[WHAT IS EXPECTED]
Pick out each line containing the string "Elecciones".
..........
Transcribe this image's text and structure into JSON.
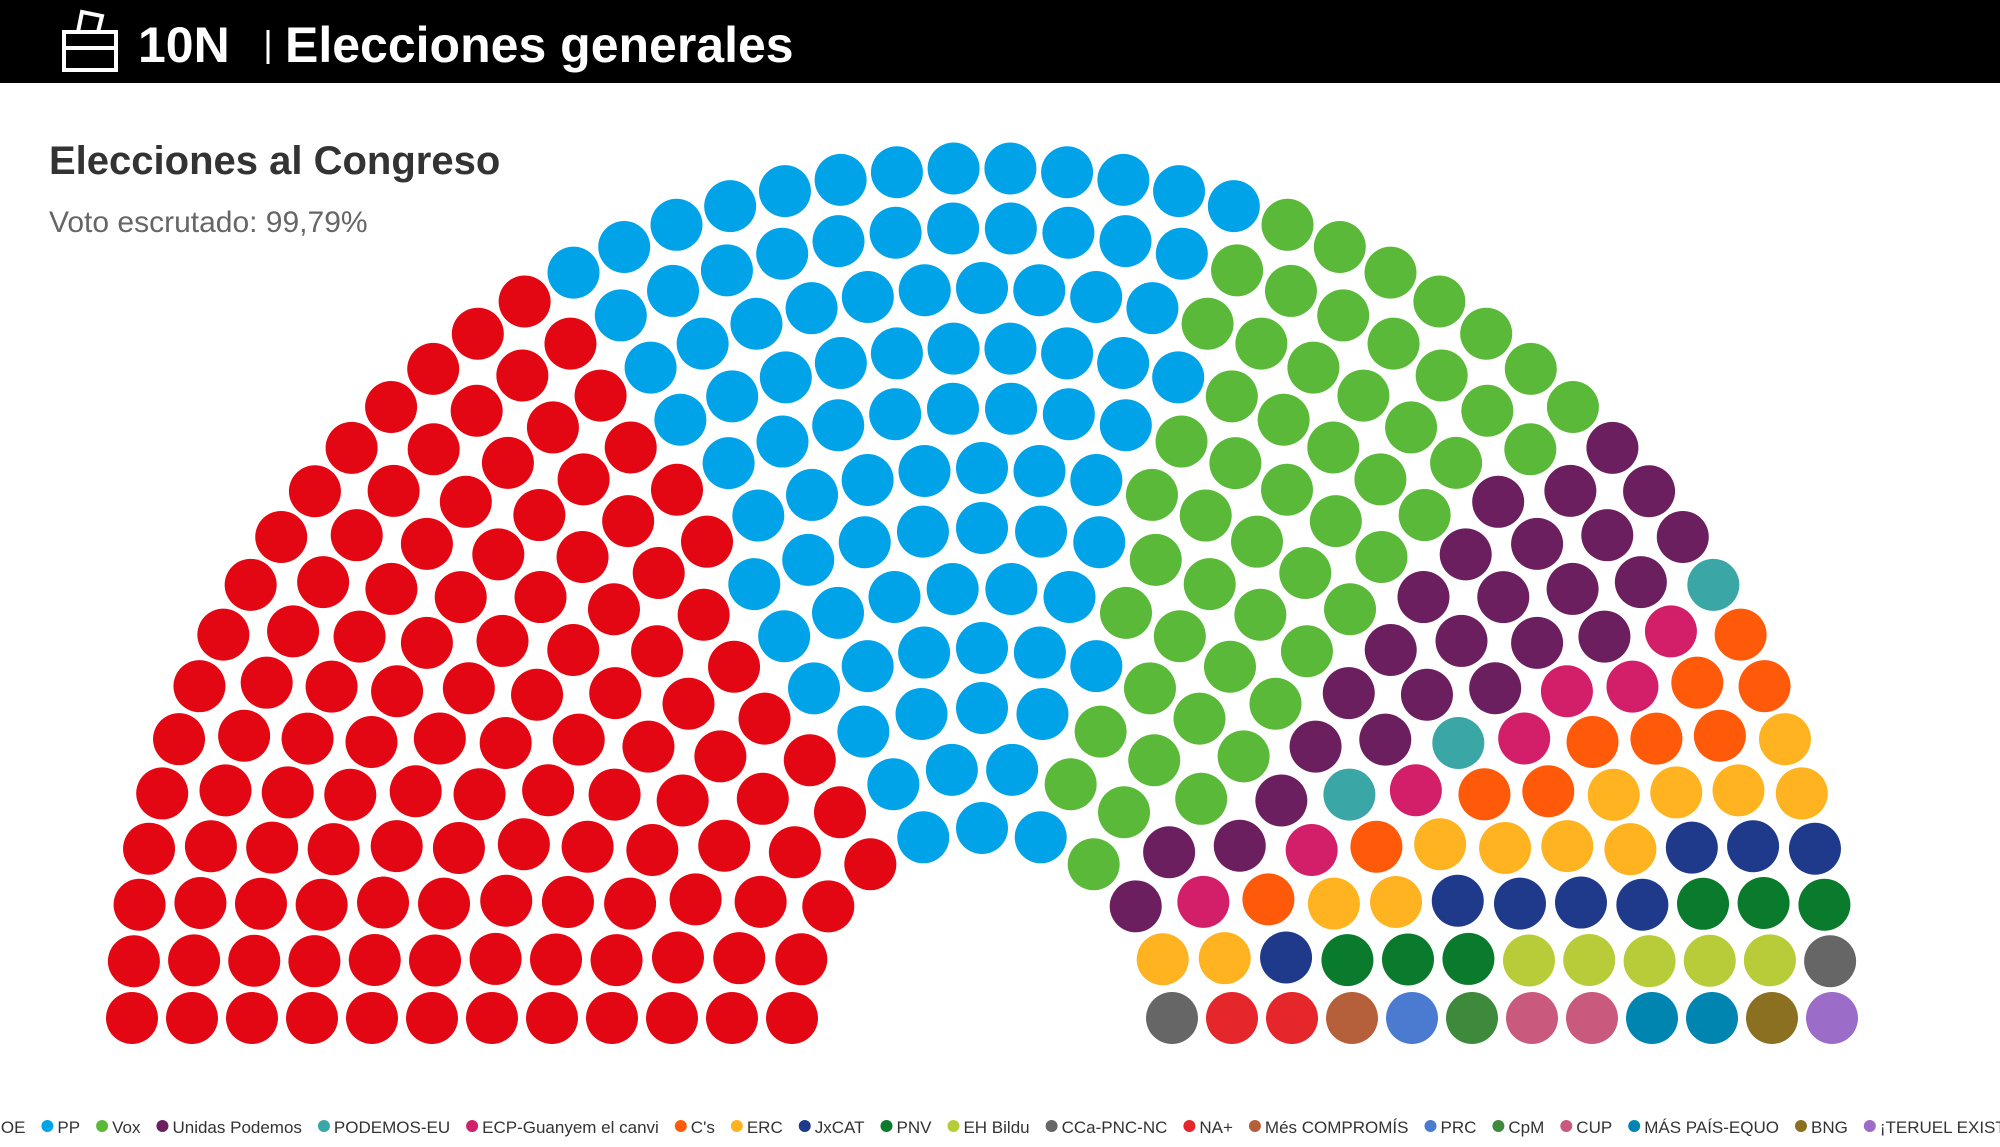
{
  "header": {
    "title": "10N",
    "subtitle": "Elecciones generales"
  },
  "chart_data": {
    "type": "parliament",
    "title": "Elecciones al Congreso",
    "subtitle": "Voto escrutado: 99,79%",
    "series": [
      {
        "name": "PSOE",
        "color": "#e30613",
        "values": 120
      },
      {
        "name": "PP",
        "color": "#00a3e8",
        "values": 88
      },
      {
        "name": "Vox",
        "color": "#5bb93a",
        "values": 52
      },
      {
        "name": "Unidas Podemos",
        "color": "#6b1f5f",
        "values": 25
      },
      {
        "name": "PODEMOS-EU",
        "color": "#3aa6a6",
        "values": 3
      },
      {
        "name": "ECP-Guanyem el canvi",
        "color": "#d31f6a",
        "values": 7
      },
      {
        "name": "C's",
        "color": "#ff5a0a",
        "values": 10
      },
      {
        "name": "ERC",
        "color": "#ffb320",
        "values": 13
      },
      {
        "name": "JxCAT",
        "color": "#1f3a8a",
        "values": 8
      },
      {
        "name": "PNV",
        "color": "#0a7a2c",
        "values": 6
      },
      {
        "name": "EH Bildu",
        "color": "#b8cc3a",
        "values": 5
      },
      {
        "name": "CCa-PNC-NC",
        "color": "#666666",
        "values": 2
      },
      {
        "name": "NA+",
        "color": "#e5262a",
        "values": 2
      },
      {
        "name": "Més COMPROMÍS",
        "color": "#b5603a",
        "values": 1
      },
      {
        "name": "PRC",
        "color": "#4a7bd0",
        "values": 1
      },
      {
        "name": "CpM",
        "color": "#3d8a3d",
        "values": 1
      },
      {
        "name": "CUP",
        "color": "#c95a7e",
        "values": 2
      },
      {
        "name": "MÁS PAÍS-EQUO",
        "color": "#0085b0",
        "values": 2
      },
      {
        "name": "BNG",
        "color": "#8a7020",
        "values": 1
      },
      {
        "name": "¡TERUEL EXISTE!",
        "color": "#9b6cc8",
        "values": 1
      }
    ]
  }
}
..........
[EXERCISE RESPONSE]
    "subtitle": "Elecciones generales"
    "title": "Elecciones al Congreso",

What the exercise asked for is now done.